- YOUR TASK
Show every line of the records below that contains the word "Cortex".

--- BEGIN ---

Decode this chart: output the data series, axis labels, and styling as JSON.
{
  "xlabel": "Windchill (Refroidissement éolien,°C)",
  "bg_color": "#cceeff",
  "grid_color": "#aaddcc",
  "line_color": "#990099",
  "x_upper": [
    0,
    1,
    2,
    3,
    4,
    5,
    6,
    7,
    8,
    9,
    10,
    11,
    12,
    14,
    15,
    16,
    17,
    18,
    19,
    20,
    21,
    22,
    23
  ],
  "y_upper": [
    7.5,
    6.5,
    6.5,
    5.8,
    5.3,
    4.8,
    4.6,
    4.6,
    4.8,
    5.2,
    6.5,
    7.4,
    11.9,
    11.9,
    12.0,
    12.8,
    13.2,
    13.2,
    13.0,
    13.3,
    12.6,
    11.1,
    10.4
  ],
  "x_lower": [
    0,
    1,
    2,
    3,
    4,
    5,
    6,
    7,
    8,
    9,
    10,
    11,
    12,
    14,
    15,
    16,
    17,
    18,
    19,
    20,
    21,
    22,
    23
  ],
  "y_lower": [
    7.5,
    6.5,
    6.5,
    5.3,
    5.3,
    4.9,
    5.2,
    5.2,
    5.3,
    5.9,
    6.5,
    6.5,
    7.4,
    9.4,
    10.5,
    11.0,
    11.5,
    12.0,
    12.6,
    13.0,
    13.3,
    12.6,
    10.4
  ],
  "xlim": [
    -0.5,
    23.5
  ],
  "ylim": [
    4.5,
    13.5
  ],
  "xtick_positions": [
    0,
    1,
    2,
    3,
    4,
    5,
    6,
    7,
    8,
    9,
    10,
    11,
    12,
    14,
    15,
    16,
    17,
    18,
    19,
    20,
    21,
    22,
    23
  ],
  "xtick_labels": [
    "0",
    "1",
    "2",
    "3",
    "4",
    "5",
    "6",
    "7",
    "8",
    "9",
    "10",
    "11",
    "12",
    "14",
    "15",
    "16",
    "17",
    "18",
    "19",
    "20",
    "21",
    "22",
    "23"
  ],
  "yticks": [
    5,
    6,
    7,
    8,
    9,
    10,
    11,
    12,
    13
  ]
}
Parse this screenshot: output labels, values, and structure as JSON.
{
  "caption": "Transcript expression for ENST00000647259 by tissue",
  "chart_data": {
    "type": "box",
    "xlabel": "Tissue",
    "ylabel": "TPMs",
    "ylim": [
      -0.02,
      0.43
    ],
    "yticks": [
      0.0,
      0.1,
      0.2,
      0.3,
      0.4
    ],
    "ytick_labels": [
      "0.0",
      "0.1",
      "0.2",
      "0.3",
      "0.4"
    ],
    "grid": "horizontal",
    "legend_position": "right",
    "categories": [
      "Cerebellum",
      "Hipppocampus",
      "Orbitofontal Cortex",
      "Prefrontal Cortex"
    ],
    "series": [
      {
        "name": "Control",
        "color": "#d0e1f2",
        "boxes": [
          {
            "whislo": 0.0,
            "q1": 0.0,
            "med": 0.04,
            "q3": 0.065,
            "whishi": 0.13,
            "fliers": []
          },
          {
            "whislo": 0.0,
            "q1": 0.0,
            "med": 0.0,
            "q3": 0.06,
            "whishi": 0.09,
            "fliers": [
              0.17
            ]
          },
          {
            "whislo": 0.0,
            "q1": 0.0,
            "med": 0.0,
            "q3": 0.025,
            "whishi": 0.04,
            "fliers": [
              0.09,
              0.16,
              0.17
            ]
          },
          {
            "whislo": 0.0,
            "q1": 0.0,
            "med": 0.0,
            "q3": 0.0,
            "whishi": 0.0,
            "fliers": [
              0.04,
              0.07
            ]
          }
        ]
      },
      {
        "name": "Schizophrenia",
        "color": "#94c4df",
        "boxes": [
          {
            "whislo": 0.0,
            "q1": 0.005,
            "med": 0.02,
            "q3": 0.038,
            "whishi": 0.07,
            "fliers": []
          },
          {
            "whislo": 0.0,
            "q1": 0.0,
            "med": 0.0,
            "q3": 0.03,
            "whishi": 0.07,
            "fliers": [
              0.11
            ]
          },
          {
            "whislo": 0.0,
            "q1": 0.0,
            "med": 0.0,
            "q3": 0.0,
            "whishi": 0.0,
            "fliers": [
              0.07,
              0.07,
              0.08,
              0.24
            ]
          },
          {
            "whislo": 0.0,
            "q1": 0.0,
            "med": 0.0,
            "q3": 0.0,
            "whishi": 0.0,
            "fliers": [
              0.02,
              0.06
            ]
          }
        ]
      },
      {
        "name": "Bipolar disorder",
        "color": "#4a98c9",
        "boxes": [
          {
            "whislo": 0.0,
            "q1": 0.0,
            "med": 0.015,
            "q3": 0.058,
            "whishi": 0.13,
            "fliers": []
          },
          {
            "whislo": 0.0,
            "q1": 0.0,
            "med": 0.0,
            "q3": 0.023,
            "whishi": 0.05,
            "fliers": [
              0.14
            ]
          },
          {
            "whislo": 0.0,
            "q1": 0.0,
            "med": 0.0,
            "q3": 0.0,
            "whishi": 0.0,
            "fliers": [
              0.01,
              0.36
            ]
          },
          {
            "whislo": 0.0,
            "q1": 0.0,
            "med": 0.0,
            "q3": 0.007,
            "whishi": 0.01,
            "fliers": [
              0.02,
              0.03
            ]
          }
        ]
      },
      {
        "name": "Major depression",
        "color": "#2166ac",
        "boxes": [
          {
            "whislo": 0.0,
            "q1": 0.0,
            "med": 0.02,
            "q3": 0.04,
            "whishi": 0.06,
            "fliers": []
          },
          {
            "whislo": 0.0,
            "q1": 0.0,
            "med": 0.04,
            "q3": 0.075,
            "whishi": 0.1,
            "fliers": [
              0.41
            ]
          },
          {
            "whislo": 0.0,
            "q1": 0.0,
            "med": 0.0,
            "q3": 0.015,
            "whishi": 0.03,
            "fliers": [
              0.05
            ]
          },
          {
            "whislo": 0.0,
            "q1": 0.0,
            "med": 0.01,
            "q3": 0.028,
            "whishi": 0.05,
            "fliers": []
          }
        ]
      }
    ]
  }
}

--- END ---

- CORRECT RESPONSE
      "Orbitofontal Cortex",
      "Prefrontal Cortex"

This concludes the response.